* [What is required]:
Gather the lines that hold the string "These".

═══ Dataset excerpts

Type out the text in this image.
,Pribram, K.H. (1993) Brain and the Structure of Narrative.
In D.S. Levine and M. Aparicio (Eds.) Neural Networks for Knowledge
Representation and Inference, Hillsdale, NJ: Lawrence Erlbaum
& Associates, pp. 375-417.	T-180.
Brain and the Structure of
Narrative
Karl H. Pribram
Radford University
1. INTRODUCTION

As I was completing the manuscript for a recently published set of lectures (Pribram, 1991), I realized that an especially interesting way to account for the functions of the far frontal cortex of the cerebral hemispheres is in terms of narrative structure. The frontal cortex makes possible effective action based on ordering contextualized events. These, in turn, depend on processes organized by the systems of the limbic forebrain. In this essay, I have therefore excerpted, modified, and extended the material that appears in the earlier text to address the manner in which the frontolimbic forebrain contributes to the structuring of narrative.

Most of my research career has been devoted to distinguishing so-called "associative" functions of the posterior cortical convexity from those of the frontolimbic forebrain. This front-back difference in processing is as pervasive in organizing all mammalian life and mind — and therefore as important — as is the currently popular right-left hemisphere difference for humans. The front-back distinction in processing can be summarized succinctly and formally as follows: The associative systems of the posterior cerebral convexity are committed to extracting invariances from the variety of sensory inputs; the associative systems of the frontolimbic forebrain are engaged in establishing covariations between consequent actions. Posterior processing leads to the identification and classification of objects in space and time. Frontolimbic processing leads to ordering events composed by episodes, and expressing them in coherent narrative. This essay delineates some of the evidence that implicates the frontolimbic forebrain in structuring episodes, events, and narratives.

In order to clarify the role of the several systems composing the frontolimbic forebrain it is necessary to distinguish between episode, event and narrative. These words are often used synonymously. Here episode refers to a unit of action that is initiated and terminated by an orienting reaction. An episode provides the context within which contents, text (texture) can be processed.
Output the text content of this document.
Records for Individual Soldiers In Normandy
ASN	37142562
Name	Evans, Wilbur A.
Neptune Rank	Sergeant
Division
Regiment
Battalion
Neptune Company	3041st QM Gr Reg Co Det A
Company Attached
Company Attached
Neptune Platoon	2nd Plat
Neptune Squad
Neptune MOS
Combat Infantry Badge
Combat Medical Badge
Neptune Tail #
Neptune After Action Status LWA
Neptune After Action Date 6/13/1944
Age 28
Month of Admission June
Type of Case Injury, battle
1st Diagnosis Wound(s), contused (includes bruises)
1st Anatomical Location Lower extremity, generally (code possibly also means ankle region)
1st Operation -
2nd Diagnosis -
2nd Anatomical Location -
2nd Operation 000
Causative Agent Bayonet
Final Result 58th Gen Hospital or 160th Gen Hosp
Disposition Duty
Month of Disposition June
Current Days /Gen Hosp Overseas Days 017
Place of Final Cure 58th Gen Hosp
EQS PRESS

══════

* [Task answer]:
As I was completing the manuscript for a recently published set of lectures (Pribram, 1991), I realized that an especially interesting way to account for the functions of the far frontal cortex of the cerebral hemispheres is in terms of narrative structure. The frontal cortex makes possible effective action based on ordering contextualized events. These, in turn, depend on processes organized by the systems of the limbic forebrain. In this essay, I have therefore excerpted, modified, and extended the material that appears in the earlier text to address the manner in which the frontolimbic forebrain contributes to the structuring of narrative.
In order to clarify the role of the several systems composing the frontolimbic forebrain it is necessary to distinguish between episode, event and narrative. These words are often used synonymously. Here episode refers to a unit of action that is initiated and terminated by an orienting reaction. An episode provides the context within which contents, text (texture) can be processed.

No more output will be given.